**EXERCISE PROMPT:** Scan the data below for the string "puerpéralité". Copy every line where it appears.

**RAW RECORDS:**
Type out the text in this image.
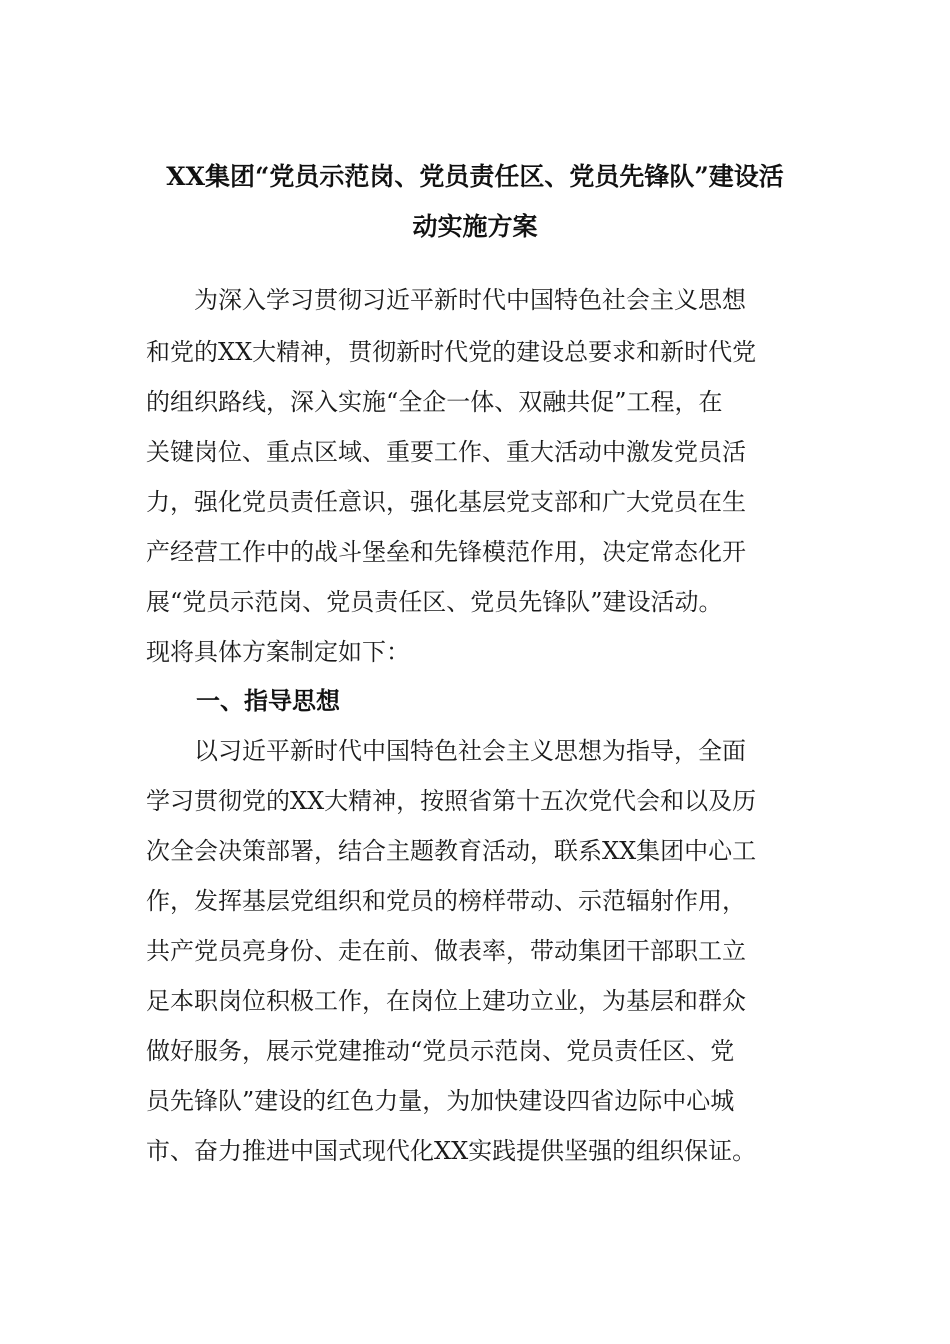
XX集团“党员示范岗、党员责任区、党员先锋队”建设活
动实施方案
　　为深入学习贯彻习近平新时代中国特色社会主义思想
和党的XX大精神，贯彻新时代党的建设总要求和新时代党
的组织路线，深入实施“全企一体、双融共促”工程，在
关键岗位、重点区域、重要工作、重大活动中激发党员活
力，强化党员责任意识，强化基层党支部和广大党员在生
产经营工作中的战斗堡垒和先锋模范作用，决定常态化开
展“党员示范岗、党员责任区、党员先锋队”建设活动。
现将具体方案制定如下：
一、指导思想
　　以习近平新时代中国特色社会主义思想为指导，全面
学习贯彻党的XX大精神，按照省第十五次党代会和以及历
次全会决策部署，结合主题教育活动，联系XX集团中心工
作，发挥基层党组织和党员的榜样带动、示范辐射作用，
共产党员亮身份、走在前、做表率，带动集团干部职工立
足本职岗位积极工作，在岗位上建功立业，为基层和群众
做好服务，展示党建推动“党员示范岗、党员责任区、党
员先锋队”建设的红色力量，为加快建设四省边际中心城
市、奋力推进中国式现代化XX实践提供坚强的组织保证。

---

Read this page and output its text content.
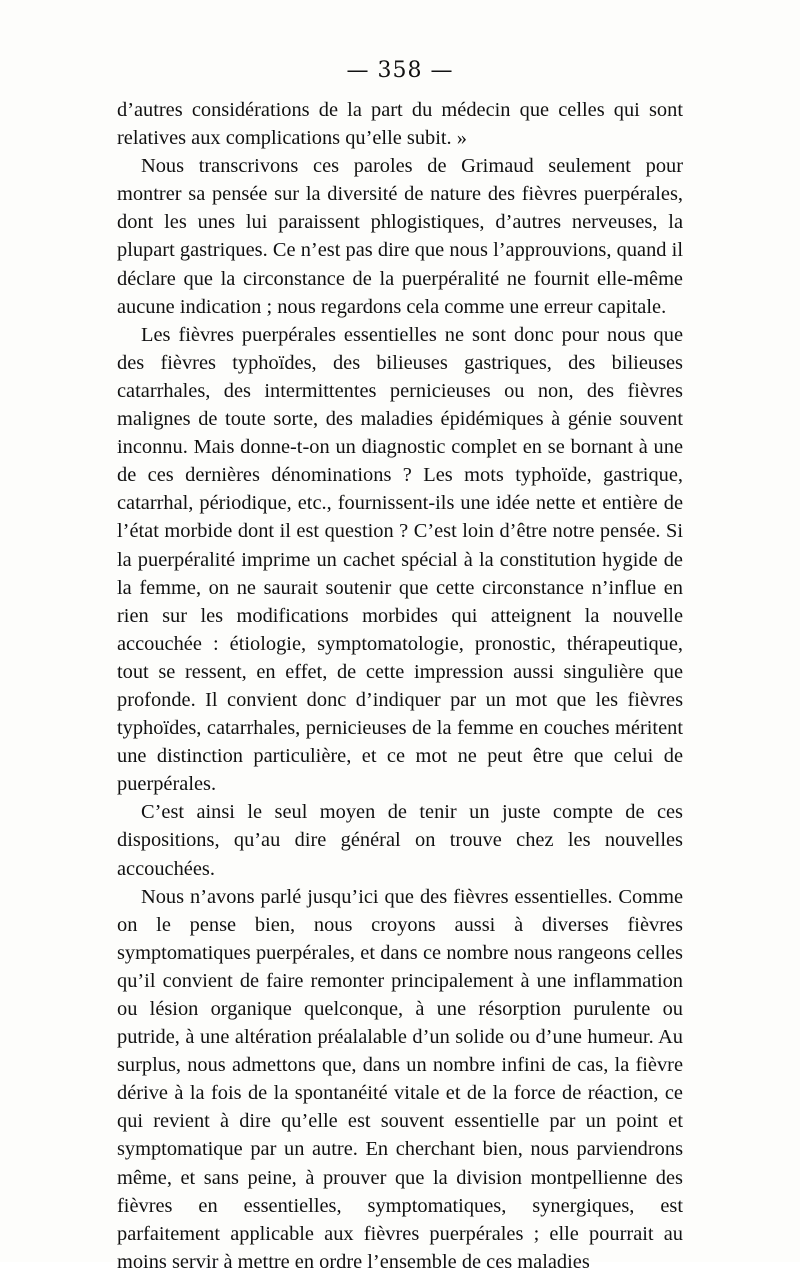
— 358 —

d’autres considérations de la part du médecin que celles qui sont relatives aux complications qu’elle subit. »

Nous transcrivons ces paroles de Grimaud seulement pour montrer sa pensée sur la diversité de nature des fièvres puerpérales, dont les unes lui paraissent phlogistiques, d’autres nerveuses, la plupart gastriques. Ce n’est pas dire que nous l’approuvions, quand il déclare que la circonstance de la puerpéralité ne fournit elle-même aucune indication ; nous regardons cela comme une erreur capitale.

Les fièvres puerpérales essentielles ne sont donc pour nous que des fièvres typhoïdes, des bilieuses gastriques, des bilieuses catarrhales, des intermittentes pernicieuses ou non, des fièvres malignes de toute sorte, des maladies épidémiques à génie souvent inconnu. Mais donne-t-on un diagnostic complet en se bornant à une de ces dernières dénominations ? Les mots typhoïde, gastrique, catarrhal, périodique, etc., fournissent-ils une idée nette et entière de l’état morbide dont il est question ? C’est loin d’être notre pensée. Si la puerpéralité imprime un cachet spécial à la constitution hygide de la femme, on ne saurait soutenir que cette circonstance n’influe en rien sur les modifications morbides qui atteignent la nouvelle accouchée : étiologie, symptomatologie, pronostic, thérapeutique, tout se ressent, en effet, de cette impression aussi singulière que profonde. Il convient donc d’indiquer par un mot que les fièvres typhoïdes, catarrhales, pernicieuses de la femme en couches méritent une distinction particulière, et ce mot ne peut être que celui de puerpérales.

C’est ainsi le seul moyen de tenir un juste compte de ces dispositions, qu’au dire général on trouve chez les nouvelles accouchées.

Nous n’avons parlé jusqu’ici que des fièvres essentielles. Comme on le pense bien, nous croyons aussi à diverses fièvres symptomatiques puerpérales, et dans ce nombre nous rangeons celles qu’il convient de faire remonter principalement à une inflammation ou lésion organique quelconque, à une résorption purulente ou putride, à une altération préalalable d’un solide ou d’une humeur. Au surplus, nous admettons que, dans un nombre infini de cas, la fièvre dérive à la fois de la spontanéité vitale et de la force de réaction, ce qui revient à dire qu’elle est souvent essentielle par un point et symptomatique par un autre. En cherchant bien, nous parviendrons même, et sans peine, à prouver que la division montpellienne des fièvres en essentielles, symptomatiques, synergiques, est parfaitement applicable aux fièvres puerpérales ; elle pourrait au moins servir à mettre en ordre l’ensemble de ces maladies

--

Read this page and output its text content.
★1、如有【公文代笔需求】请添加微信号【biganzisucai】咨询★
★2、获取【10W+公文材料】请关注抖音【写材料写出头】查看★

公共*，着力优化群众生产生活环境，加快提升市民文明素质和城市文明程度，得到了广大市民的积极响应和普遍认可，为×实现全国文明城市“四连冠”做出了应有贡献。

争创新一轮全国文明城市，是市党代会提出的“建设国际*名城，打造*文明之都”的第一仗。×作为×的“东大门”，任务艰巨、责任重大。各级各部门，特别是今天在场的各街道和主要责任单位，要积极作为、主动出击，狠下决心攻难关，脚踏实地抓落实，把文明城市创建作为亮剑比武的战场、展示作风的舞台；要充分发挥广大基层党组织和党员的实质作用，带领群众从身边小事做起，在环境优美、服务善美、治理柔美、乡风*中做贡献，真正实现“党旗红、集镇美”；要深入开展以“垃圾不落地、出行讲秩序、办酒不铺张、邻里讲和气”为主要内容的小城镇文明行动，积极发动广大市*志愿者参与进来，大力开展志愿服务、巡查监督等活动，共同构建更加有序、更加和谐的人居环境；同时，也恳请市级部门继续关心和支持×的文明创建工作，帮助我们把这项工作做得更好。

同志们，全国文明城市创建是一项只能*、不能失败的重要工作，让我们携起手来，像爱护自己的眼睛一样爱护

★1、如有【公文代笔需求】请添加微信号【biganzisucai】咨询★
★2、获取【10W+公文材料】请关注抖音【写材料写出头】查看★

**TASK RESPONSE:**
Nous transcrivons ces paroles de Grimaud seulement pour montrer sa pensée sur la diversité de nature des fièvres puerpérales, dont les unes lui paraissent phlogistiques, d’autres nerveuses, la plupart gastriques. Ce n’est pas dire que nous l’approuvions, quand il déclare que la circonstance de la puerpéralité ne fournit elle-même aucune indication ; nous regardons cela comme une erreur capitale.
Les fièvres puerpérales essentielles ne sont donc pour nous que des fièvres typhoïdes, des bilieuses gastriques, des bilieuses catarrhales, des intermittentes pernicieuses ou non, des fièvres malignes de toute sorte, des maladies épidémiques à génie souvent inconnu. Mais donne-t-on un diagnostic complet en se bornant à une de ces dernières dénominations ? Les mots typhoïde, gastrique, catarrhal, périodique, etc., fournissent-ils une idée nette et entière de l’état morbide dont il est question ? C’est loin d’être notre pensée. Si la puerpéralité imprime un cachet spécial à la constitution hygide de la femme, on ne saurait soutenir que cette circonstance n’influe en rien sur les modifications morbides qui atteignent la nouvelle accouchée : étiologie, symptomatologie, pronostic, thérapeutique, tout se ressent, en effet, de cette impression aussi singulière que profonde. Il convient donc d’indiquer par un mot que les fièvres typhoïdes, catarrhales, pernicieuses de la femme en couches méritent une distinction particulière, et ce mot ne peut être que celui de puerpérales.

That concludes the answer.